Ainsi, au quotidien, une partie du journal télévisé de la chaîne d’information centrale (CCTV-1) est dédiée aux expéditions de colis aux quatre coins du globe.
Mais les Chinois n’ont pas oublié les manquements graves du régime dans les débuts de la pandémie avec l’étouffement médiatique et les arrestations des lanceurs d’alerte, médecins et journalistes, comme le souligne par ailleurs Reporters sans frontières.
Là où les chiffres officiels chinois communiqués sur les morts du nouveau coronavirus commençaient à être fortement remis en question dans le monde, les habitants de Wuhan protestaient déjà contre ces derniers. A noter que ceux-là ont été sérieusement estimés à la hausse à la fin avril : de 3.000 à 4.000. Les services funéraires étant vraisemblablement infiniment plus chargés que ce que ce chiffre indique, le peuple chinois n’est pas dupe et les décomptes et statistiques amateurs se multiplient.
Guerre de "l’opinion publique"

■ Données présentées:
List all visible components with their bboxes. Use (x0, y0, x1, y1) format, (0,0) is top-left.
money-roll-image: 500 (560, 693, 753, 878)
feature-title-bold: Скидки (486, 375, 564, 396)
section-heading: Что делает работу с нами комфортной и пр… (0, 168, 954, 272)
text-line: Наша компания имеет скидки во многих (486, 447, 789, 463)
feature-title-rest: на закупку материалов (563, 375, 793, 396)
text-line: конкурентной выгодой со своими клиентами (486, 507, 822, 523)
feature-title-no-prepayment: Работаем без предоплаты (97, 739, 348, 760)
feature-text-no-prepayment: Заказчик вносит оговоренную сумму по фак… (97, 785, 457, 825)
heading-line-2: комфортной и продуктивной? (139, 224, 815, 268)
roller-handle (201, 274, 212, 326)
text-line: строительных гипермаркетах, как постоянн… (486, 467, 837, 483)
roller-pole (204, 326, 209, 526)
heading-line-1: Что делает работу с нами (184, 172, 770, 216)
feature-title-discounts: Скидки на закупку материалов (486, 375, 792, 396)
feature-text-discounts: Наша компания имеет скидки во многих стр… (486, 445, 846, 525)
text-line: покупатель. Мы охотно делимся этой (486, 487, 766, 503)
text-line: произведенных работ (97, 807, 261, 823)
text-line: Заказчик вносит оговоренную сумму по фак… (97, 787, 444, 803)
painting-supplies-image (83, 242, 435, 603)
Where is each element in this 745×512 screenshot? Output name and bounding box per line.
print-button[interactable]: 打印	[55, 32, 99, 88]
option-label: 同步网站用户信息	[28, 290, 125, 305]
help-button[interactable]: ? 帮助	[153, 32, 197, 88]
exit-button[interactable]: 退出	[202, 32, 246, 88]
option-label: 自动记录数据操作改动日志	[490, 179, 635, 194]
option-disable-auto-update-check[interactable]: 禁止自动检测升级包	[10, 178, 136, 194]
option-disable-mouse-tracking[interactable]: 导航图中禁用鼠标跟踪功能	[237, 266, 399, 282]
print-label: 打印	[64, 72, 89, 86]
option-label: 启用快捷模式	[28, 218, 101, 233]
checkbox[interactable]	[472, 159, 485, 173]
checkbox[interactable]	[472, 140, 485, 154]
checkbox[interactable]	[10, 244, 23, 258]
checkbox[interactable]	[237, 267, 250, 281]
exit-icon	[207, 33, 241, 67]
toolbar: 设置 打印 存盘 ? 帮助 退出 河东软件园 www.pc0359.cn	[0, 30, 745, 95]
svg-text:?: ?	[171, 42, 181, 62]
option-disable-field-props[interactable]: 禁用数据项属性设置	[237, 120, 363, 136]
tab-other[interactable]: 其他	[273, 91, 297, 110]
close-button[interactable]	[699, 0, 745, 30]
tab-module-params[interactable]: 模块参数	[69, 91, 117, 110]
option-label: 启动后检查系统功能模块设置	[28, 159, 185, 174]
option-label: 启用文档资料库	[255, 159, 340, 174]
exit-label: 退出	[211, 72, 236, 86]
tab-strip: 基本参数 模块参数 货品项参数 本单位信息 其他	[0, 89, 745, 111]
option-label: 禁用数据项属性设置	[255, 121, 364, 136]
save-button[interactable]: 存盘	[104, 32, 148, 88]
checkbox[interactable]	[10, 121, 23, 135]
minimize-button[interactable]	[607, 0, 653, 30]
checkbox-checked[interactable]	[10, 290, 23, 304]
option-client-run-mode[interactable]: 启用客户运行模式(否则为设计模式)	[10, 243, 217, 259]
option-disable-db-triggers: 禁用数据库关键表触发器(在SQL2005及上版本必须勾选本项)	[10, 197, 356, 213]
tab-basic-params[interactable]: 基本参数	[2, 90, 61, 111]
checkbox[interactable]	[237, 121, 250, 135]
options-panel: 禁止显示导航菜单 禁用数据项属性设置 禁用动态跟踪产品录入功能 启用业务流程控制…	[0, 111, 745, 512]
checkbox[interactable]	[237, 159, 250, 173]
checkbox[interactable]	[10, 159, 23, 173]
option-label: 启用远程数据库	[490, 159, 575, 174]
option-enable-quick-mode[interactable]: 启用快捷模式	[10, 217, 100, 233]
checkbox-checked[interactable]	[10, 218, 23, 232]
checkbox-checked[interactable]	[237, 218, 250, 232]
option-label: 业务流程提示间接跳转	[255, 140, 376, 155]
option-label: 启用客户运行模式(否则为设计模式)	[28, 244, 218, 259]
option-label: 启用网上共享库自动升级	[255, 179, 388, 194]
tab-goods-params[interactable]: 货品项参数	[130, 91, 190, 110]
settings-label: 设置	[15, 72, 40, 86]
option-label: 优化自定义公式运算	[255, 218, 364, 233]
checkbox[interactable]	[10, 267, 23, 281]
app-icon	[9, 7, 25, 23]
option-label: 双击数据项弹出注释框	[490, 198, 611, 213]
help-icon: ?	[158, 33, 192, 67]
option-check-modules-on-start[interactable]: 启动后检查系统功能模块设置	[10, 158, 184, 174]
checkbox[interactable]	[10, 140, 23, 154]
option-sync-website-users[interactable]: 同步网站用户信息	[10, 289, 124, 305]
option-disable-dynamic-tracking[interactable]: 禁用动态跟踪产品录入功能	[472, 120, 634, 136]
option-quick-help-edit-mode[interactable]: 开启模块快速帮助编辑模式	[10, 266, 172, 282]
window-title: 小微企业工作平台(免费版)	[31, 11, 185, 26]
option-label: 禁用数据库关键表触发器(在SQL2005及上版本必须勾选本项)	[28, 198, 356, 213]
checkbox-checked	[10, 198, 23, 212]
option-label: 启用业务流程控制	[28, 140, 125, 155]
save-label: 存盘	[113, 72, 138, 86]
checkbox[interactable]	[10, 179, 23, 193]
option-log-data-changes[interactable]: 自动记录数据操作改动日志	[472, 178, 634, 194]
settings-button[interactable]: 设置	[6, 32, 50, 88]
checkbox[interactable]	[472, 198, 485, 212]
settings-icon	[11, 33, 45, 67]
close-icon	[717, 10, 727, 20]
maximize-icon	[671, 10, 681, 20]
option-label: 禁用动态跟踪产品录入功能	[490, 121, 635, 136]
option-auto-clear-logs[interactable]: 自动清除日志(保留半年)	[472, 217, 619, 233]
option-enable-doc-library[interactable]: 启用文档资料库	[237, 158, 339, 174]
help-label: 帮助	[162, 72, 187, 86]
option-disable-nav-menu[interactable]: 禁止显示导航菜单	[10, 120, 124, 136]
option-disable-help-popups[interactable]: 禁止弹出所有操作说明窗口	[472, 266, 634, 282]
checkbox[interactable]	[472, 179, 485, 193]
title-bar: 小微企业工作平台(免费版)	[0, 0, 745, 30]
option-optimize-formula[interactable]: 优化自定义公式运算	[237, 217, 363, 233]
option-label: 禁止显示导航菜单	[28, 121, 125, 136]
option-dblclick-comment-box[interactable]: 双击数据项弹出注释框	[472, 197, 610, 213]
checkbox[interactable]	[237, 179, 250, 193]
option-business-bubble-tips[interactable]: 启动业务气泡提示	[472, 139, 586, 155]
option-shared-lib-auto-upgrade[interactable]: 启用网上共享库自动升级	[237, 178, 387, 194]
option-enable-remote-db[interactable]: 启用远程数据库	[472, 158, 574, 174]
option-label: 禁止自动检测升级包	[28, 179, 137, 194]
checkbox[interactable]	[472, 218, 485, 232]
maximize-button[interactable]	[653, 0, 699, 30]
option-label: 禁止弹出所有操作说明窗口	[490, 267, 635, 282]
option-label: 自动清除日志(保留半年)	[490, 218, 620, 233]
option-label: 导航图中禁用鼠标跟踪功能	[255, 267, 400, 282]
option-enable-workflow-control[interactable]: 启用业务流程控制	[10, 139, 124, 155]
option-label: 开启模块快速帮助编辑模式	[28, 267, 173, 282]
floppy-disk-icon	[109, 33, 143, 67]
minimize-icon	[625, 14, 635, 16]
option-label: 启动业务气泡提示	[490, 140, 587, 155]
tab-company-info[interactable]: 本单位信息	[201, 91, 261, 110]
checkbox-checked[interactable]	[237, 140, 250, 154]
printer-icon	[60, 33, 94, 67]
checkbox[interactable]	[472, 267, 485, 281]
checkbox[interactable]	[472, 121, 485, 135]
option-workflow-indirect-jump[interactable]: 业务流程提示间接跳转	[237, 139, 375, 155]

■ Énoncé du problème: D'après le texte de lecture, quelle organisation souligne les arrestations des lanceurs d'alerte, médecins et journalistes, au début de la pandémie ?

■ Réponse finale: Reporters sans frontières.